:: DATA ROWS

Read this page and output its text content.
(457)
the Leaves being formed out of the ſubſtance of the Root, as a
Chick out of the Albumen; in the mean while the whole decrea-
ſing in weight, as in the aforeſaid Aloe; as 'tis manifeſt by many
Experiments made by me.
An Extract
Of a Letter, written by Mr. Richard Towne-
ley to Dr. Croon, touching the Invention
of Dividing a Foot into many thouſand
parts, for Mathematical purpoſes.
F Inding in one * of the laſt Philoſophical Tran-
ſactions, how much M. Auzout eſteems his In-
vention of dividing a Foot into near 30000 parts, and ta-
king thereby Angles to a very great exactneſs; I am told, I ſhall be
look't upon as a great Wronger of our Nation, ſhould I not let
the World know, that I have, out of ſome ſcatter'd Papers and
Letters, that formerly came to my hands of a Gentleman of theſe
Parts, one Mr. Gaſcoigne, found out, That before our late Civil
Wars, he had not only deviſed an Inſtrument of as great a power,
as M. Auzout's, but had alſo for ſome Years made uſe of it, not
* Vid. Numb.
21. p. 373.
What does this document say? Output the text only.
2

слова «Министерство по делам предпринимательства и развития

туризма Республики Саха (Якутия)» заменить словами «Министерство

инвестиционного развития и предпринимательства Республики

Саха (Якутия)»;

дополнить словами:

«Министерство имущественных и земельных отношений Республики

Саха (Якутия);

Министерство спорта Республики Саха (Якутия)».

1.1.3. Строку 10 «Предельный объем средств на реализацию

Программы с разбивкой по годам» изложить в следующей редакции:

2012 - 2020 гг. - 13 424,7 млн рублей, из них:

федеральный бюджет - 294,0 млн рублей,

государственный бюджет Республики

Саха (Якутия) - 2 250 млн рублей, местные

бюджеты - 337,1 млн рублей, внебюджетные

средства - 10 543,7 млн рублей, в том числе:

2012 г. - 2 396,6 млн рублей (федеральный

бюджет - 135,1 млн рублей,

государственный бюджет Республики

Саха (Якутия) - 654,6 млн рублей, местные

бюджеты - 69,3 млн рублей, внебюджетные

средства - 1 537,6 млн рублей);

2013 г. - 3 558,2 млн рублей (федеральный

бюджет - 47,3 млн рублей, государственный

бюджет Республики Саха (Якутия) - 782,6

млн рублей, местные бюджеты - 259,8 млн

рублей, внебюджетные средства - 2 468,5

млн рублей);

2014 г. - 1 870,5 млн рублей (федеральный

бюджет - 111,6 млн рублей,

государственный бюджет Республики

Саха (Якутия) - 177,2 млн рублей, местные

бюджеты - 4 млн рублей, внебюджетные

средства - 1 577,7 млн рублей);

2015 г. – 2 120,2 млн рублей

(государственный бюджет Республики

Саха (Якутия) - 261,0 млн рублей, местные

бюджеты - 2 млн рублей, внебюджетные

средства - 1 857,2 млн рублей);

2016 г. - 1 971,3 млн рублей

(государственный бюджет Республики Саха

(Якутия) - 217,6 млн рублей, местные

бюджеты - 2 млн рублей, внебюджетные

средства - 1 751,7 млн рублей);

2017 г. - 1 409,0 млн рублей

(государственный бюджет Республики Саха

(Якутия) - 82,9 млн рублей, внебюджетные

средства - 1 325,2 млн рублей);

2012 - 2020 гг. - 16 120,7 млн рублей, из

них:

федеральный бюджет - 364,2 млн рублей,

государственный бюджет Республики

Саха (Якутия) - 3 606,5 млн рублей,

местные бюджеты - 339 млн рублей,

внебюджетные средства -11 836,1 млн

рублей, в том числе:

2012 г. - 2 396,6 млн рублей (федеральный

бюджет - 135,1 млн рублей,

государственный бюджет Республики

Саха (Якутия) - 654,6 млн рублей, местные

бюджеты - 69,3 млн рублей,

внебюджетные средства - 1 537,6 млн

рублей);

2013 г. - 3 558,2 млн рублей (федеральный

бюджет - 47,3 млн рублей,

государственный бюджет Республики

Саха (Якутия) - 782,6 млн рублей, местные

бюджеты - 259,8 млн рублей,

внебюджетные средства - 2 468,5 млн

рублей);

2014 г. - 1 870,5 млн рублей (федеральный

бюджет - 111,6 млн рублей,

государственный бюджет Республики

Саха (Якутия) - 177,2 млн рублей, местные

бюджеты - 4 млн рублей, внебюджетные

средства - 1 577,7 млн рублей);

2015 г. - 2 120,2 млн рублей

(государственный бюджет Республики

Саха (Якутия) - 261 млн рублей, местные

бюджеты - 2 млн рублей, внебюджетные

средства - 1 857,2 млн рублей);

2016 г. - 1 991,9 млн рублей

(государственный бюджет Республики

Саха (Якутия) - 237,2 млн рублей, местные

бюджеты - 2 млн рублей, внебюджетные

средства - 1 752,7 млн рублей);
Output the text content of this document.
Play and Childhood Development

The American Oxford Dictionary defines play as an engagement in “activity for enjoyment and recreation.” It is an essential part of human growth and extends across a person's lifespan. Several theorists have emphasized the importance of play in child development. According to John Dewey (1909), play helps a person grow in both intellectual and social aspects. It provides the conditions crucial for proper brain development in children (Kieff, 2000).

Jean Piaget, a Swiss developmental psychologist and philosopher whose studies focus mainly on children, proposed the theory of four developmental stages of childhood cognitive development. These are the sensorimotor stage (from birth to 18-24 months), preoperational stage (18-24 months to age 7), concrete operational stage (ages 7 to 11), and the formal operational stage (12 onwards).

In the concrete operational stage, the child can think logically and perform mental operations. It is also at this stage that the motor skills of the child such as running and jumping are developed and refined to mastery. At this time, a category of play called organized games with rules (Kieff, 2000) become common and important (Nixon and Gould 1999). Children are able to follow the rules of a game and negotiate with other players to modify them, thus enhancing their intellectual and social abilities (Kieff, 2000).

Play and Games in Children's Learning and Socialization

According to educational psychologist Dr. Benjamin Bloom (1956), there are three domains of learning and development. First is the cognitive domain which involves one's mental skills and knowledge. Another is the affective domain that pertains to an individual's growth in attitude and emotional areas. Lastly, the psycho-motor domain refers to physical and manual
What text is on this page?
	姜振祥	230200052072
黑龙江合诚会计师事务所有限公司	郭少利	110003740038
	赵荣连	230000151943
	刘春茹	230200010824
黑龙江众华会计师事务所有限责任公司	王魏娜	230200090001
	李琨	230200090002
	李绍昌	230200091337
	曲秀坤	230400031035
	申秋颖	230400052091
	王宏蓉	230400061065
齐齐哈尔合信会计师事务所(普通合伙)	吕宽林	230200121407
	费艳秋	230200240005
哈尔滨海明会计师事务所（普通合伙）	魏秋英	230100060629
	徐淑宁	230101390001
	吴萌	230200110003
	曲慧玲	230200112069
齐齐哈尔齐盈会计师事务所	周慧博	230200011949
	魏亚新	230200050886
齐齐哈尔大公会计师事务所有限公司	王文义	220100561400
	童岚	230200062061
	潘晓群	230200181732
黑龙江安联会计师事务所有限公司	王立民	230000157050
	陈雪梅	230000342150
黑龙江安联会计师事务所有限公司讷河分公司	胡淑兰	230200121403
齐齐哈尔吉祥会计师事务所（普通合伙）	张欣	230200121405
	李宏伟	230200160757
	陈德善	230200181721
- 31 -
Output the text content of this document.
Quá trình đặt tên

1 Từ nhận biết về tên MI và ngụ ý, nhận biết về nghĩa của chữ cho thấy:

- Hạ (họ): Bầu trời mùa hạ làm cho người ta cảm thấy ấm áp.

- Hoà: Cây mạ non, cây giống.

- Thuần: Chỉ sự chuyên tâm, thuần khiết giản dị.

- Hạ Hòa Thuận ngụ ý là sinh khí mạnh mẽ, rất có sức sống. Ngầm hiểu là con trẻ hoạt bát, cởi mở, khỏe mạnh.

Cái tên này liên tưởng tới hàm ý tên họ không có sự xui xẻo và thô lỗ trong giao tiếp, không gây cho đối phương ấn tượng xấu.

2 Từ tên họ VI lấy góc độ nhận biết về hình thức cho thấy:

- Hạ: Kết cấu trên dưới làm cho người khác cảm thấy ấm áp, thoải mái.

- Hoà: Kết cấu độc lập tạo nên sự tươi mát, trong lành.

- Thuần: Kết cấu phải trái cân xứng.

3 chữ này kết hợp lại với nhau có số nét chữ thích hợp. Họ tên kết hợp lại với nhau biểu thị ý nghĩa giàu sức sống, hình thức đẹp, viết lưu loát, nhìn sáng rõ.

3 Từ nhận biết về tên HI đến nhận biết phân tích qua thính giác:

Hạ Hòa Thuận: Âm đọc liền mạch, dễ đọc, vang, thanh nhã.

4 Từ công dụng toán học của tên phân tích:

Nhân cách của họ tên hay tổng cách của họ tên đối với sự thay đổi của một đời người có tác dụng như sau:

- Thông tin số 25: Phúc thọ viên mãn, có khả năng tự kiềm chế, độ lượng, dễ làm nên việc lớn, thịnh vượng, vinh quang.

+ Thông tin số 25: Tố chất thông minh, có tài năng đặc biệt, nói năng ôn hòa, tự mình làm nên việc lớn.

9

::::

**TASK DESCRIPTION**
Lines containing the string "What" are to be selected and copied.

**OUTPUT FOR THIS EXERCISE**
What does this document say? Output the text only.
What text is on this page?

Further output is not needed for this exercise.